>> Begin
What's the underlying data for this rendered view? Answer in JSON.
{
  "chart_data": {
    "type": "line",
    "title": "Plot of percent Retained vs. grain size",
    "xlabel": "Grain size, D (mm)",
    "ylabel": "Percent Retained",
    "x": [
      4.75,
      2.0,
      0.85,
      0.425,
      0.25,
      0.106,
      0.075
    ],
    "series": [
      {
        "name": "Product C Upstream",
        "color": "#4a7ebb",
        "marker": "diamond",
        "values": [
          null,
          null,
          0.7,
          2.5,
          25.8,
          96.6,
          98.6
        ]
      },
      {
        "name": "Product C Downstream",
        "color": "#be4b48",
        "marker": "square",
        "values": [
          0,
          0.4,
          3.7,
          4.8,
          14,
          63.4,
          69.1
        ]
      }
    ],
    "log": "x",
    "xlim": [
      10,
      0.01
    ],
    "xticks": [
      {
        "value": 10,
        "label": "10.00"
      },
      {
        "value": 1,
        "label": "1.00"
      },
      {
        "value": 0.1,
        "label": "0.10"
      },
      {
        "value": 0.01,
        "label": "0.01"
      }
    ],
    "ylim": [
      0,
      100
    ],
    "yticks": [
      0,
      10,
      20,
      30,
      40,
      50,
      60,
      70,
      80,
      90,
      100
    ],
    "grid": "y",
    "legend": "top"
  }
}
>> End
WRITTEN EXERCISE. Please reproduce every line of the material word for word.

TASK SOLUTION.
What's the underlying data for this rendered view? Answer in JSON.
{
  "chart_data": {
    "type": "line",
    "title": "Plot of percent Retained vs. grain size",
    "xlabel": "Grain size, D (mm)",
    "ylabel": "Percent Retained",
    "x": [
      4.75,
      2.0,
      0.85,
      0.425,
      0.25,
      0.106,
      0.075
    ],
    "series": [
      {
        "name": "Product C Upstream",
        "color": "#4a7ebb",
        "marker": "diamond",
        "values": [
          null,
          null,
          0.7,
          2.5,
          25.8,
          96.6,
          98.6
        ]
      },
      {
        "name": "Product C Downstream",
        "color": "#be4b48",
        "marker": "square",
        "values": [
          0,
          0.4,
          3.7,
          4.8,
          14,
          63.4,
          69.1
        ]
      }
    ],
    "log": "x",
    "xlim": [
      10,
      0.01
    ],
    "xticks": [
      {
        "value": 10,
        "label": "10.00"
      },
      {
        "value": 1,
        "label": "1.00"
      },
      {
        "value": 0.1,
        "label": "0.10"
      },
      {
        "value": 0.01,
        "label": "0.01"
      }
    ],
    "ylim": [
      0,
      100
    ],
    "yticks": [
      0,
      10,
      20,
      30,
      40,
      50,
      60,
      70,
      80,
      90,
      100
    ],
    "grid": "y",
    "legend": "top"
  }
}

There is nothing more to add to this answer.